** Opening SELECTED PASSAGE block **

In some writers it took the form of visualizing ideal states in the future, in some, like Lamb, it took the form of aching nostalgia for the past and its glories which were vanishing, being erased by inexorable time. The love and close affinity with past finds expression in his style. His love of past finds expression in most of his essays where he talks of buildings, places, people and events associated with his own past.

Christs Hospital is almost entirely built out of the memories of Lamb. His sense of nostalgia is most prominent in this essay, as he recounts his childhood experiences and his childhood life at his school, Christs Hospital, though under the assumed persona of Coleridge. He at the outset reveals his rather privileged status in comparison to his schoolmates, by virtue of his acquaintances, which he admits being ashamed of. Lamb reveals the tyrannical rule of the monitors, who used to punish the youngest students for any offence that had been committed by others, which included staying far away from fire during winter and not being allowed to drink water during summer and exposes the cool impunity with which the nurses used to take the food reserved for the children. He further recalls the cruel punishments meted out to the offenders, which included solitary confinements in rooms Lamb compares with the cells of a lunatic asylum, and a virtual ceremony of flogging, which Lamb compares to a ceremony in which heretics were burnt alive, that is, an auto da fe. Lamb speaks fondly of his master Matthew Field and longingly reminisces his time in the Lower Grammar School. Field was in no way strict, and did not coerce the students into reading ancient classics. He was a gentleman who generally engaged in gay parties. As a result, the boys used to spend their time indulging in mechanical or scientific operations, or making sun dials, or weaving cat-cradles and hundred other devices. The Upper grammar school, of which James Boyer was the master, presented an absolute contrasting image. The master himself epitomized the class, with his angry temperament, and penchant for flogging students. The students battered their brains over Xenophon and Plato and Terence. However, Lamb celebrates Boyer as being a great instructor under whom many pupils became Grecians and became renowned for the successes they enjoyed in their lives.

** Closing SELECTED PASSAGE block **
** Opening RECORDED INFORMATION block **

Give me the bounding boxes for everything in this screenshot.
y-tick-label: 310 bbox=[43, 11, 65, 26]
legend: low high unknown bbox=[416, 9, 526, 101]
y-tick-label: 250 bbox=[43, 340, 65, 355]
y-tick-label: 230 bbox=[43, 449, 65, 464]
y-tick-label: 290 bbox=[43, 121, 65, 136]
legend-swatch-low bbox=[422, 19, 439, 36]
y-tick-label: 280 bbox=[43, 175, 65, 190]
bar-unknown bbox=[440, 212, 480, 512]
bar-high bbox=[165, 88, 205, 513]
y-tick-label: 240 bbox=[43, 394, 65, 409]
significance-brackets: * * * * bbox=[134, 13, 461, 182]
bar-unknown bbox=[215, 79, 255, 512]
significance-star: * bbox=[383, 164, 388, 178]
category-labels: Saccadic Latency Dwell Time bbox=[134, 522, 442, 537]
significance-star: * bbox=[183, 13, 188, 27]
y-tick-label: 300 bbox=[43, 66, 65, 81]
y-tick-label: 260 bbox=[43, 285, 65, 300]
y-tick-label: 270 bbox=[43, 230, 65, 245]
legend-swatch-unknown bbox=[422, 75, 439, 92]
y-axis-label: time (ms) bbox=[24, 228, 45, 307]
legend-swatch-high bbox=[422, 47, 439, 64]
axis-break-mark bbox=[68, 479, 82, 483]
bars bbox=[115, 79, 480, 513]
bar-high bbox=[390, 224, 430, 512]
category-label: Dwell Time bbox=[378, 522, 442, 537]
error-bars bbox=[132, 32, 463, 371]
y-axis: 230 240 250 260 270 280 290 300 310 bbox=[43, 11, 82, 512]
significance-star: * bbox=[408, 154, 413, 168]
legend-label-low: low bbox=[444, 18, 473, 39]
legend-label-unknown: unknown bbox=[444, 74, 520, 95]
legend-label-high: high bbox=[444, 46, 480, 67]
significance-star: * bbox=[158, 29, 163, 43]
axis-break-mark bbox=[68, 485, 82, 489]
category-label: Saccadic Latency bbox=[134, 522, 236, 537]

** Closing RECORDED INFORMATION block **

## APPLY WHAT YOU READ:
**a.** In the passage on Lamb, what does Lamb compare the ceremony of flogging to?
**b.** Quote the stretch of the passage on Lamb from "In some writers" through "his own past.".

## WRITTEN RESPONSES:
**a.** An auto da fe, a ceremony in which heretics were burnt alive.

**b.**
In some writers it took the form of visualizing ideal states in the future, in some, like Lamb, it took the form of aching nostalgia for the past and its glories which were vanishing, being erased by inexorable time. The love and close affinity with past finds expression in his style. His love of past finds expression in most of his essays where he talks of buildings, places, people and events associated with his own past.